■ **JOB**: Give the entries back exactly, dropping each image.
===============
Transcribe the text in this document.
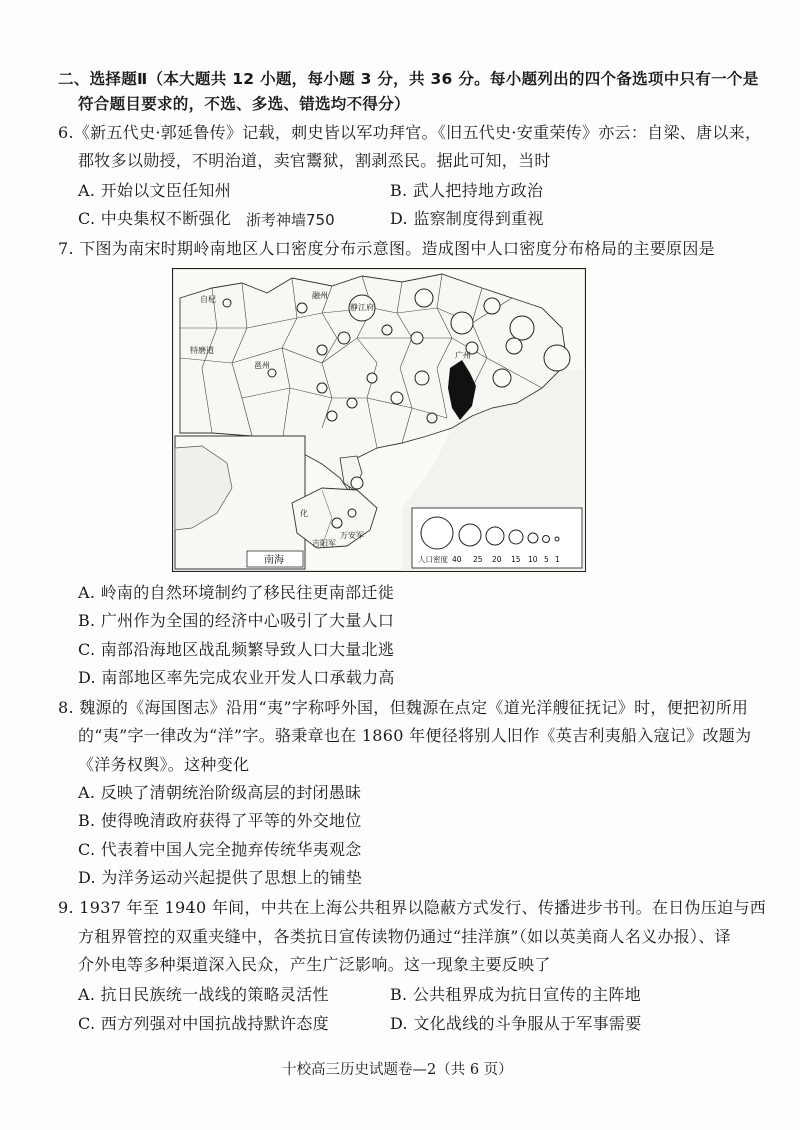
二、选择题Ⅱ（本大题共 12 小题，每小题 3 分，共 36 分。每小题列出的四个备选项中只有一个是
符合题目要求的，不选、多选、错选均不得分）
6.《新五代史·郭延鲁传》记载，刺史皆以军功拜官。《旧五代史·安重荣传》亦云：自梁、唐以来，
郡牧多以勋授，不明治道，卖官鬻狱，割剥烝民。据此可知，当时
A. 开始以文臣任知州	B. 武人把持地方政治
C. 中央集权不断强化 浙考神墙750	D. 监察制度得到重视
7. 下图为南宋时期岭南地区人口密度分布示意图。造成图中人口密度分布格局的主要原因是
南海
自杞
特磨道
邕州
静江府
融州
广州
吉阳军
万安军
化
人口密度 40 25 20 15 10 5 1
A. 岭南的自然环境制约了移民往更南部迁徙
B. 广州作为全国的经济中心吸引了大量人口
C. 南部沿海地区战乱频繁导致人口大量北逃
D. 南部地区率先完成农业开发人口承载力高
8. 魏源的《海国图志》沿用“夷”字称呼外国，但魏源在点定《道光洋艘征抚记》时，便把初所用
的“夷”字一律改为“洋”字。骆秉章也在 1860 年便径将别人旧作《英吉利夷船入寇记》改题为
《洋务权舆》。这种变化
A. 反映了清朝统治阶级高层的封闭愚昧
B. 使得晚清政府获得了平等的外交地位
C. 代表着中国人完全抛弃传统华夷观念
D. 为洋务运动兴起提供了思想上的铺垫
9. 1937 年至 1940 年间，中共在上海公共租界以隐蔽方式发行、传播进步书刊。在日伪压迫与西
方租界管控的双重夹缝中，各类抗日宣传读物仍通过“挂洋旗”（如以英美商人名义办报）、译
介外电等多种渠道深入民众，产生广泛影响。这一现象主要反映了
A. 抗日民族统一战线的策略灵活性	B. 公共租界成为抗日宣传的主阵地
C. 西方列强对中国抗战持默许态度	D. 文化战线的斗争服从于军事需要
十校高三历史试题卷—2（共 6 页）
===============
■ **WORKED ANSWER**:
Transcribe the text in this document.
二、选择题Ⅱ（本大题共 12 小题，每小题 3 分，共 36 分。每小题列出的四个备选项中只有一个是
符合题目要求的，不选、多选、错选均不得分）
6.《新五代史·郭延鲁传》记载，刺史皆以军功拜官。《旧五代史·安重荣传》亦云：自梁、唐以来，
郡牧多以勋授，不明治道，卖官鬻狱，割剥烝民。据此可知，当时
A. 开始以文臣任知州	B. 武人把持地方政治
C. 中央集权不断强化 浙考神墙750	D. 监察制度得到重视
7. 下图为南宋时期岭南地区人口密度分布示意图。造成图中人口密度分布格局的主要原因是
南海
自杞
特磨道
邕州
静江府
融州
广州
吉阳军
万安军
化
人口密度 40 25 20 15 10 5 1
A. 岭南的自然环境制约了移民往更南部迁徙
B. 广州作为全国的经济中心吸引了大量人口
C. 南部沿海地区战乱频繁导致人口大量北逃
D. 南部地区率先完成农业开发人口承载力高
8. 魏源的《海国图志》沿用“夷”字称呼外国，但魏源在点定《道光洋艘征抚记》时，便把初所用
的“夷”字一律改为“洋”字。骆秉章也在 1860 年便径将别人旧作《英吉利夷船入寇记》改题为
《洋务权舆》。这种变化
A. 反映了清朝统治阶级高层的封闭愚昧
B. 使得晚清政府获得了平等的外交地位
C. 代表着中国人完全抛弃传统华夷观念
D. 为洋务运动兴起提供了思想上的铺垫
9. 1937 年至 1940 年间，中共在上海公共租界以隐蔽方式发行、传播进步书刊。在日伪压迫与西
方租界管控的双重夹缝中，各类抗日宣传读物仍通过“挂洋旗”（如以英美商人名义办报）、译
介外电等多种渠道深入民众，产生广泛影响。这一现象主要反映了
A. 抗日民族统一战线的策略灵活性	B. 公共租界成为抗日宣传的主阵地
C. 西方列强对中国抗战持默许态度	D. 文化战线的斗争服从于军事需要
十校高三历史试题卷—2（共 6 页）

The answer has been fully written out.